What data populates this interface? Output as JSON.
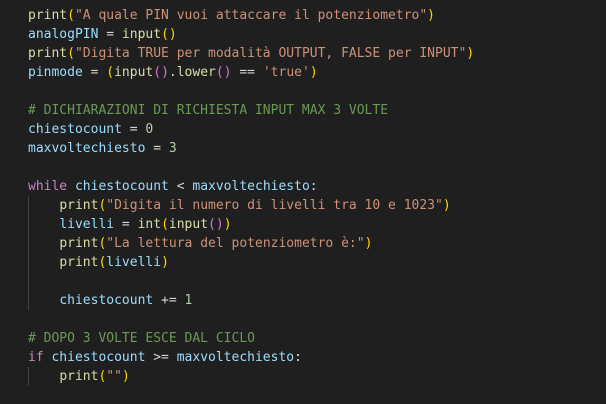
{
  "editor": {
    "lines": [
      [
        {
          "t": "print",
          "c": "fn"
        },
        {
          "t": "(",
          "c": "p1"
        },
        {
          "t": "\"A quale PIN vuoi attaccare il potenziometro\"",
          "c": "str"
        },
        {
          "t": ")",
          "c": "p1"
        }
      ],
      [
        {
          "t": "analogPIN",
          "c": "var"
        },
        {
          "t": " = ",
          "c": "op"
        },
        {
          "t": "input",
          "c": "fn"
        },
        {
          "t": "()",
          "c": "p1"
        }
      ],
      [
        {
          "t": "print",
          "c": "fn"
        },
        {
          "t": "(",
          "c": "p1"
        },
        {
          "t": "\"Digita TRUE per modalità OUTPUT, FALSE per INPUT\"",
          "c": "str"
        },
        {
          "t": ")",
          "c": "p1"
        }
      ],
      [
        {
          "t": "pinmode",
          "c": "var"
        },
        {
          "t": " = ",
          "c": "op"
        },
        {
          "t": "(",
          "c": "p1"
        },
        {
          "t": "input",
          "c": "fn"
        },
        {
          "t": "()",
          "c": "p2"
        },
        {
          "t": ".",
          "c": "op"
        },
        {
          "t": "lower",
          "c": "fn"
        },
        {
          "t": "()",
          "c": "p2"
        },
        {
          "t": " == ",
          "c": "op"
        },
        {
          "t": "'true'",
          "c": "str"
        },
        {
          "t": ")",
          "c": "p1"
        }
      ],
      [],
      [
        {
          "t": "# DICHIARAZIONI DI RICHIESTA INPUT MAX 3 VOLTE",
          "c": "cm"
        }
      ],
      [
        {
          "t": "chiestocount",
          "c": "var"
        },
        {
          "t": " = ",
          "c": "op"
        },
        {
          "t": "0",
          "c": "num"
        }
      ],
      [
        {
          "t": "maxvoltechiesto",
          "c": "var"
        },
        {
          "t": " = ",
          "c": "op"
        },
        {
          "t": "3",
          "c": "num"
        }
      ],
      [],
      [
        {
          "t": "while",
          "c": "kw"
        },
        {
          "t": " ",
          "c": "op"
        },
        {
          "t": "chiestocount",
          "c": "var"
        },
        {
          "t": " < ",
          "c": "op"
        },
        {
          "t": "maxvoltechiesto",
          "c": "var"
        },
        {
          "t": ":",
          "c": "op"
        }
      ],
      [
        {
          "t": "    ",
          "c": "op"
        },
        {
          "t": "print",
          "c": "fn"
        },
        {
          "t": "(",
          "c": "p1"
        },
        {
          "t": "\"Digita il numero di livelli tra 10 e 1023\"",
          "c": "str"
        },
        {
          "t": ")",
          "c": "p1"
        }
      ],
      [
        {
          "t": "    ",
          "c": "op"
        },
        {
          "t": "livelli",
          "c": "var"
        },
        {
          "t": " = ",
          "c": "op"
        },
        {
          "t": "int",
          "c": "fn"
        },
        {
          "t": "(",
          "c": "p1"
        },
        {
          "t": "input",
          "c": "fn"
        },
        {
          "t": "()",
          "c": "p2"
        },
        {
          "t": ")",
          "c": "p1"
        }
      ],
      [
        {
          "t": "    ",
          "c": "op"
        },
        {
          "t": "print",
          "c": "fn"
        },
        {
          "t": "(",
          "c": "p1"
        },
        {
          "t": "\"La lettura del potenziometro è:\"",
          "c": "str"
        },
        {
          "t": ")",
          "c": "p1"
        }
      ],
      [
        {
          "t": "    ",
          "c": "op"
        },
        {
          "t": "print",
          "c": "fn"
        },
        {
          "t": "(",
          "c": "p1"
        },
        {
          "t": "livelli",
          "c": "var"
        },
        {
          "t": ")",
          "c": "p1"
        }
      ],
      [],
      [
        {
          "t": "    ",
          "c": "op"
        },
        {
          "t": "chiestocount",
          "c": "var"
        },
        {
          "t": " += ",
          "c": "op"
        },
        {
          "t": "1",
          "c": "num"
        }
      ],
      [],
      [
        {
          "t": "# DOPO 3 VOLTE ESCE DAL CICLO",
          "c": "cm"
        }
      ],
      [
        {
          "t": "if",
          "c": "kw"
        },
        {
          "t": " ",
          "c": "op"
        },
        {
          "t": "chiestocount",
          "c": "var"
        },
        {
          "t": " >= ",
          "c": "op"
        },
        {
          "t": "maxvoltechiesto",
          "c": "var"
        },
        {
          "t": ":",
          "c": "op"
        }
      ],
      [
        {
          "t": "    ",
          "c": "op"
        },
        {
          "t": "print",
          "c": "fn"
        },
        {
          "t": "(",
          "c": "p1"
        },
        {
          "t": "\"\"",
          "c": "str"
        },
        {
          "t": ")",
          "c": "p1"
        }
      ]
    ]
  }
}
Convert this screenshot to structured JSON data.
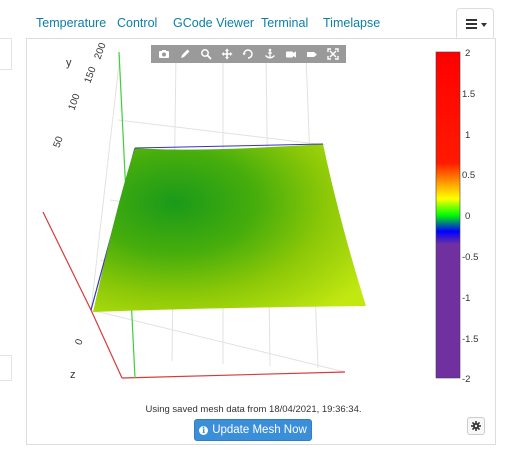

□ □ □ □ □

▶ What you have to do
Select all lines in the listing above where the word "this" appears, and show them.

▶ Exercise result
What data populates this interface? Output as JSON.
Convert this screenshot to structured JSON data.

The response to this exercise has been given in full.